§ Work required: Examine the records and identify each line that includes the string "führen". Copy those lines.

§ Excerpted records:
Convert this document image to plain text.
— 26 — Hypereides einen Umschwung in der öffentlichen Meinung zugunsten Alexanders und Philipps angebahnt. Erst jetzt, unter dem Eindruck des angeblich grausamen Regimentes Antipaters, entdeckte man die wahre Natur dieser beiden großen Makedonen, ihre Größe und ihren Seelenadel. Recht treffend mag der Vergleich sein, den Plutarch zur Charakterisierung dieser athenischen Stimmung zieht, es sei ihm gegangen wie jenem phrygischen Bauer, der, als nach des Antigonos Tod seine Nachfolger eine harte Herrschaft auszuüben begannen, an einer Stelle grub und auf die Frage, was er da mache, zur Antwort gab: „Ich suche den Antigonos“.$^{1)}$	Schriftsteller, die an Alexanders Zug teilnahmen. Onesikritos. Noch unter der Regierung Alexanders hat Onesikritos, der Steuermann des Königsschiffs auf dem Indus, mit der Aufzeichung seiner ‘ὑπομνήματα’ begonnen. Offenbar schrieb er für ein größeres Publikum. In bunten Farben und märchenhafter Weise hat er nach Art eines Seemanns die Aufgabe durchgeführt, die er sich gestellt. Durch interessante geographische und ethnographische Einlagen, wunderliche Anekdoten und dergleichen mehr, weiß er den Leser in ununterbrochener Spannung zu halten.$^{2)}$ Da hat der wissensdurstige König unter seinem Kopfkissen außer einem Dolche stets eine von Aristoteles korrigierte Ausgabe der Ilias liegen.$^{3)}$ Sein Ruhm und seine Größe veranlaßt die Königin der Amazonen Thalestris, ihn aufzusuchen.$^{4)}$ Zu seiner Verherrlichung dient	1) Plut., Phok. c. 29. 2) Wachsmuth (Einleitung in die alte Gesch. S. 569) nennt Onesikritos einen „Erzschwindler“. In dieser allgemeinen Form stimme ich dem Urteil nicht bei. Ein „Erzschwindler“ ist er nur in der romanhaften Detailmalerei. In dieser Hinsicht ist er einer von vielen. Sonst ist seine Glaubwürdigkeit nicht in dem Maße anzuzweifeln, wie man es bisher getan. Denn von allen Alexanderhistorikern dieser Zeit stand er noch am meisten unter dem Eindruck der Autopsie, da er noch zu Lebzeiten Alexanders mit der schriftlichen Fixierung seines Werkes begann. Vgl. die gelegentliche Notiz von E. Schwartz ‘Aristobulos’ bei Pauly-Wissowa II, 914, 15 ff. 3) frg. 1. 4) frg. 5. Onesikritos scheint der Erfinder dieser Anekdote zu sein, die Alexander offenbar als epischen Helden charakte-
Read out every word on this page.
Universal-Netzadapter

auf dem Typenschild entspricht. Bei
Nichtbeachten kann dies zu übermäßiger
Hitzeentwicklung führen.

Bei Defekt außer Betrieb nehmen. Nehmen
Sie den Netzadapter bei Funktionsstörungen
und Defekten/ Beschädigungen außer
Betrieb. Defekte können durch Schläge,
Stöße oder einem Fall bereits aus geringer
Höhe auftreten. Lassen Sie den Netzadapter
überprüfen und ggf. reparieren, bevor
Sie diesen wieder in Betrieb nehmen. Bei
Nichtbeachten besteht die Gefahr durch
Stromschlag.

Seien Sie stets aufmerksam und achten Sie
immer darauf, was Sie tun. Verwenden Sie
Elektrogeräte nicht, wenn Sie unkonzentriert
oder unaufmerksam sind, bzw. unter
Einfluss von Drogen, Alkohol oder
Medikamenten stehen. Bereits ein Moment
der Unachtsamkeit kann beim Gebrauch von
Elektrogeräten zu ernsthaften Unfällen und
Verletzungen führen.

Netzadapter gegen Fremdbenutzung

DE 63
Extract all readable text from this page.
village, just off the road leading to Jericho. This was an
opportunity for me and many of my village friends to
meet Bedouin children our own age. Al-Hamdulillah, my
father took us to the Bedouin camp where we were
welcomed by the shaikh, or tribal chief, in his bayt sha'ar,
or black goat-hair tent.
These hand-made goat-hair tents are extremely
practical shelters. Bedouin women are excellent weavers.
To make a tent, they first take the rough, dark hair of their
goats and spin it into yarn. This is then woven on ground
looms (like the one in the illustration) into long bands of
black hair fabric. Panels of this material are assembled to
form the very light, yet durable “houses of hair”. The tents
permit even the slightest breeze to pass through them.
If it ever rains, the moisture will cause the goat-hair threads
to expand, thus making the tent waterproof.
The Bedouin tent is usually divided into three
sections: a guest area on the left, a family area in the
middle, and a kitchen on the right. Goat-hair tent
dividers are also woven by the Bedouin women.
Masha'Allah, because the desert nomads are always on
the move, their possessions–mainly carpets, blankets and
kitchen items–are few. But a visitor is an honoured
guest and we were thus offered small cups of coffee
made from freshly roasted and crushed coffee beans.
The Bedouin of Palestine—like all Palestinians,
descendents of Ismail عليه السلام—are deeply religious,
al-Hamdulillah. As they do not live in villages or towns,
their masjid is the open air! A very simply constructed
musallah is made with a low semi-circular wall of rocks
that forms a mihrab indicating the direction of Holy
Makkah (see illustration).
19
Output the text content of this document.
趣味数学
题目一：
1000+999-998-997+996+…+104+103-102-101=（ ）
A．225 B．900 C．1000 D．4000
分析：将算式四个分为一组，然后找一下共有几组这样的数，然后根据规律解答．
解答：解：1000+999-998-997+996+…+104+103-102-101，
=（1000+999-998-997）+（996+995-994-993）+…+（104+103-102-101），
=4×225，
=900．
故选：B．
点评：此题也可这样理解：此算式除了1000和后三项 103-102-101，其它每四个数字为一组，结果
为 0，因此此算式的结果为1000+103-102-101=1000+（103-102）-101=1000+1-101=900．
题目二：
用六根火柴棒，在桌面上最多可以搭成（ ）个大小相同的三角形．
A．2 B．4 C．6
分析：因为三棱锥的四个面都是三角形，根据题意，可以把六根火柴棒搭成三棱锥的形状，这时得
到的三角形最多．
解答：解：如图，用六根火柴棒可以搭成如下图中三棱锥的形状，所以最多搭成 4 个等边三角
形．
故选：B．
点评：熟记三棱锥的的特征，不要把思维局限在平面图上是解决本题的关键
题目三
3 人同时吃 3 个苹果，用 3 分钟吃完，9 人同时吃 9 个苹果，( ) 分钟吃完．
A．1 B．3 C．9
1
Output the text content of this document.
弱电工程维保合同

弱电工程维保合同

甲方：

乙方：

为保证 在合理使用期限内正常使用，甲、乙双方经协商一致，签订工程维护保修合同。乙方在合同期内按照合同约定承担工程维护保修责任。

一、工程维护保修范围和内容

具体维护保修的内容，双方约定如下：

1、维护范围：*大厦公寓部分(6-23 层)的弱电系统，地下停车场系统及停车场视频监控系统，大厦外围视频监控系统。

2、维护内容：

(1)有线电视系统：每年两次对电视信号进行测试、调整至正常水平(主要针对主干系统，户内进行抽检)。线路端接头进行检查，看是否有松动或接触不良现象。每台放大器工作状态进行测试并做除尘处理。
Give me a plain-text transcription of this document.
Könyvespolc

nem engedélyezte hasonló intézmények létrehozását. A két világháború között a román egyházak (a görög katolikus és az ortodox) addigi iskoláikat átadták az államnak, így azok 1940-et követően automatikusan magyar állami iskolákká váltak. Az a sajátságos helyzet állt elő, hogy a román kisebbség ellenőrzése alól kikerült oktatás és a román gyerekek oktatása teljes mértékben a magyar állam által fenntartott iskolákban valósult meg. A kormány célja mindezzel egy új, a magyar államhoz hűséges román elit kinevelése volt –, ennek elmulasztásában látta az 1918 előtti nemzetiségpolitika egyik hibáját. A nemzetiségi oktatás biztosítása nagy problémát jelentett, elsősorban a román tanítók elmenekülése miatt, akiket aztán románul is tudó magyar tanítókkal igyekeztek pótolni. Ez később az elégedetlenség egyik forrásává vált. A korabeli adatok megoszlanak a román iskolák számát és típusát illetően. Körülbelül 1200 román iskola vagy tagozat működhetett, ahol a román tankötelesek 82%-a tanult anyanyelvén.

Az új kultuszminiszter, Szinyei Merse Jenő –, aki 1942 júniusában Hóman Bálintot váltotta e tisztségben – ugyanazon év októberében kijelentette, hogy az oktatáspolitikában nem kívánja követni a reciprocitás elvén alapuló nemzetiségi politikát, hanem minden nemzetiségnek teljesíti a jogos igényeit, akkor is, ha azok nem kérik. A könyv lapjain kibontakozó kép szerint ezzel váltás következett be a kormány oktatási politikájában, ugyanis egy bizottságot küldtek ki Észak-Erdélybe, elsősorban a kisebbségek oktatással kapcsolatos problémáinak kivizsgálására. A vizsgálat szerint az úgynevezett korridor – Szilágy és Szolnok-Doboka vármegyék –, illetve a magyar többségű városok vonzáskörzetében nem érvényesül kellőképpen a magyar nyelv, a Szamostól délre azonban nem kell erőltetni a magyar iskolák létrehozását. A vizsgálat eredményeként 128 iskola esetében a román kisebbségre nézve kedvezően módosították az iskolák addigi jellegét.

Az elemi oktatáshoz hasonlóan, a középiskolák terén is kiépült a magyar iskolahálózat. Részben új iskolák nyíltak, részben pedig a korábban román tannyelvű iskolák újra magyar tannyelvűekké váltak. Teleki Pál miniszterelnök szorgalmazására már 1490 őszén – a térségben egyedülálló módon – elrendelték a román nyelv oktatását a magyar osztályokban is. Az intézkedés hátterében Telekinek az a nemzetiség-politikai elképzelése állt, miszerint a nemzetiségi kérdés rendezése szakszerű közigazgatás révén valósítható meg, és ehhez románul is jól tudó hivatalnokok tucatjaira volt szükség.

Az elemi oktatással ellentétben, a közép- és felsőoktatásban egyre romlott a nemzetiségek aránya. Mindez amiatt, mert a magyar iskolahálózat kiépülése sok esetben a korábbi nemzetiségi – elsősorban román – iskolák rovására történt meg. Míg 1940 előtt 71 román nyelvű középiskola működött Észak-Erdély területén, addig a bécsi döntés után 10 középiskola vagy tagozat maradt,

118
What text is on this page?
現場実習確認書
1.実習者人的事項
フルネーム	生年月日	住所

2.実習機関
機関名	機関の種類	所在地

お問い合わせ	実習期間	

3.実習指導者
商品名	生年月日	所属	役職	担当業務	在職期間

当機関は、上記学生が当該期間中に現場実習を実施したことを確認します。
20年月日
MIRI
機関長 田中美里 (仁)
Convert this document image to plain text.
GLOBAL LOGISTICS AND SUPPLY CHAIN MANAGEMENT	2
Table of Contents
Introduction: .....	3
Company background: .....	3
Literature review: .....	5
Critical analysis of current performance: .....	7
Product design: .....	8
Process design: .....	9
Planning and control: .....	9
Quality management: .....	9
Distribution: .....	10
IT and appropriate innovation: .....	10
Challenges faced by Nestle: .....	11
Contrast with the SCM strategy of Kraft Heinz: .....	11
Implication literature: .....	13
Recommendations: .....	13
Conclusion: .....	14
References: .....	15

§ Result:
Hitzeentwicklung führen.
Verletzungen führen.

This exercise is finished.